● Aim
Extract all of the entries and set them down verbatim.

● Listed entries
┌──

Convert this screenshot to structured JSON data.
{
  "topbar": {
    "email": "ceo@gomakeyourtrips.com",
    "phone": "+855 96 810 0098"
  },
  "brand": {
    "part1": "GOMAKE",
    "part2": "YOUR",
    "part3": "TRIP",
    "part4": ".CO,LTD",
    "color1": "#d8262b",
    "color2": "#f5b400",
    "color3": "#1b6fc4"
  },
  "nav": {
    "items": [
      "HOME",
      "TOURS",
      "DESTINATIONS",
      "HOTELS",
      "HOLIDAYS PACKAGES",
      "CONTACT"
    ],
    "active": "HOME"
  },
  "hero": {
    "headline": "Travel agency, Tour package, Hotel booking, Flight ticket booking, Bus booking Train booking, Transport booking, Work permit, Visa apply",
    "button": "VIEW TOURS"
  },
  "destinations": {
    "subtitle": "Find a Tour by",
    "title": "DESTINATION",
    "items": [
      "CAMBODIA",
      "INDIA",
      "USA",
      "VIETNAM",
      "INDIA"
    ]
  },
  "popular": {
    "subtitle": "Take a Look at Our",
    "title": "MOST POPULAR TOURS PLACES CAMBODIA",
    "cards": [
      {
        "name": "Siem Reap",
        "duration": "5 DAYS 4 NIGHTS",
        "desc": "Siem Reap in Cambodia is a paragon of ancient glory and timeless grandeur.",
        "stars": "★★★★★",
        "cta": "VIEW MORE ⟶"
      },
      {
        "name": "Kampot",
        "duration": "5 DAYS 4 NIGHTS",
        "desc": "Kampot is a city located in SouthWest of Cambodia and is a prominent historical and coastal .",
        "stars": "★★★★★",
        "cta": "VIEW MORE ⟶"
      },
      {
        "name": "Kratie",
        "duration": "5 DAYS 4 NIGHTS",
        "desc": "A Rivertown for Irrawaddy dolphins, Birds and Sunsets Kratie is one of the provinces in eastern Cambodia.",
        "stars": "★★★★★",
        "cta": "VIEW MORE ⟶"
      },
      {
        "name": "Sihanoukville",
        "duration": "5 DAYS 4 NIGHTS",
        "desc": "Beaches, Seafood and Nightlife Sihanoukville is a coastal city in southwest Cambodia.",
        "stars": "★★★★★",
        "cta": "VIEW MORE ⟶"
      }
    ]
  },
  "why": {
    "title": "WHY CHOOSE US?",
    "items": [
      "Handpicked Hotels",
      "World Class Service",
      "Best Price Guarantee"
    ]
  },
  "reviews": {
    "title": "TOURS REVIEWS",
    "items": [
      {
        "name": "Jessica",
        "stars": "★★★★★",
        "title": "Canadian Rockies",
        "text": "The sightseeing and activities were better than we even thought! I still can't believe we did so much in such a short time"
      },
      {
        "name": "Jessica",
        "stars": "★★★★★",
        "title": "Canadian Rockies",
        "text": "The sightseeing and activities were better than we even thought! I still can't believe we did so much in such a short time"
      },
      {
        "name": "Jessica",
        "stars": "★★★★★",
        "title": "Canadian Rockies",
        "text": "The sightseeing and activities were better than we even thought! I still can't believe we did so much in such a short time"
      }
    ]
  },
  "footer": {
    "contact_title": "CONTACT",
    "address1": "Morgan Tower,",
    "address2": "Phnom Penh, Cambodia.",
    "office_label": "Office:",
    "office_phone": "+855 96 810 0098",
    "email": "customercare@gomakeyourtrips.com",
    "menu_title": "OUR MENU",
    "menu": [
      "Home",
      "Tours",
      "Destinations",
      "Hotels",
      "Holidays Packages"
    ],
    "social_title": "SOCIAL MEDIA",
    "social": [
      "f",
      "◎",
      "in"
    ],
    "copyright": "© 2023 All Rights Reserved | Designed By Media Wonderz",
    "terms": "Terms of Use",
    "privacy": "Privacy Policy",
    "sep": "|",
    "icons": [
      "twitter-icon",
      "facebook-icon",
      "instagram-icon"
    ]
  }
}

└──

● Output for this exercise
Convert this screenshot to structured JSON data.
{
  "topbar": {
    "email": "ceo@gomakeyourtrips.com",
    "phone": "+855 96 810 0098"
  },
  "brand": {
    "part1": "GOMAKE",
    "part2": "YOUR",
    "part3": "TRIP",
    "part4": ".CO,LTD",
    "color1": "#d8262b",
    "color2": "#f5b400",
    "color3": "#1b6fc4"
  },
  "nav": {
    "items": [
      "HOME",
      "TOURS",
      "DESTINATIONS",
      "HOTELS",
      "HOLIDAYS PACKAGES",
      "CONTACT"
    ],
    "active": "HOME"
  },
  "hero": {
    "headline": "Travel agency, Tour package, Hotel booking, Flight ticket booking, Bus booking Train booking, Transport booking, Work permit, Visa apply",
    "button": "VIEW TOURS"
  },
  "destinations": {
    "subtitle": "Find a Tour by",
    "title": "DESTINATION",
    "items": [
      "CAMBODIA",
      "INDIA",
      "USA",
      "VIETNAM",
      "INDIA"
    ]
  },
  "popular": {
    "subtitle": "Take a Look at Our",
    "title": "MOST POPULAR TOURS PLACES CAMBODIA",
    "cards": [
      {
        "name": "Siem Reap",
        "duration": "5 DAYS 4 NIGHTS",
        "desc": "Siem Reap in Cambodia is a paragon of ancient glory and timeless grandeur.",
        "stars": "★★★★★",
        "cta": "VIEW MORE ⟶"
      },
      {
        "name": "Kampot",
        "duration": "5 DAYS 4 NIGHTS",
        "desc": "Kampot is a city located in SouthWest of Cambodia and is a prominent historical and coastal .",
        "stars": "★★★★★",
        "cta": "VIEW MORE ⟶"
      },
      {
        "name": "Kratie",
        "duration": "5 DAYS 4 NIGHTS",
        "desc": "A Rivertown for Irrawaddy dolphins, Birds and Sunsets Kratie is one of the provinces in eastern Cambodia.",
        "stars": "★★★★★",
        "cta": "VIEW MORE ⟶"
      },
      {
        "name": "Sihanoukville",
        "duration": "5 DAYS 4 NIGHTS",
        "desc": "Beaches, Seafood and Nightlife Sihanoukville is a coastal city in southwest Cambodia.",
        "stars": "★★★★★",
        "cta": "VIEW MORE ⟶"
      }
    ]
  },
  "why": {
    "title": "WHY CHOOSE US?",
    "items": [
      "Handpicked Hotels",
      "World Class Service",
      "Best Price Guarantee"
    ]
  },
  "reviews": {
    "title": "TOURS REVIEWS",
    "items": [
      {
        "name": "Jessica",
        "stars": "★★★★★",
        "title": "Canadian Rockies",
        "text": "The sightseeing and activities were better than we even thought! I still can't believe we did so much in such a short time"
      },
      {
        "name": "Jessica",
        "stars": "★★★★★",
        "title": "Canadian Rockies",
        "text": "The sightseeing and activities were better than we even thought! I still can't believe we did so much in such a short time"
      },
      {
        "name": "Jessica",
        "stars": "★★★★★",
        "title": "Canadian Rockies",
        "text": "The sightseeing and activities were better than we even thought! I still can't believe we did so much in such a short time"
      }
    ]
  },
  "footer": {
    "contact_title": "CONTACT",
    "address1": "Morgan Tower,",
    "address2": "Phnom Penh, Cambodia.",
    "office_label": "Office:",
    "office_phone": "+855 96 810 0098",
    "email": "customercare@gomakeyourtrips.com",
    "menu_title": "OUR MENU",
    "menu": [
      "Home",
      "Tours",
      "Destinations",
      "Hotels",
      "Holidays Packages"
    ],
    "social_title": "SOCIAL MEDIA",
    "social": [
      "f",
      "◎",
      "in"
    ],
    "copyright": "© 2023 All Rights Reserved | Designed By Media Wonderz",
    "terms": "Terms of Use",
    "privacy": "Privacy Policy",
    "sep": "|",
    "icons": [
      "twitter-icon",
      "facebook-icon",
      "instagram-icon"
    ]
  }
}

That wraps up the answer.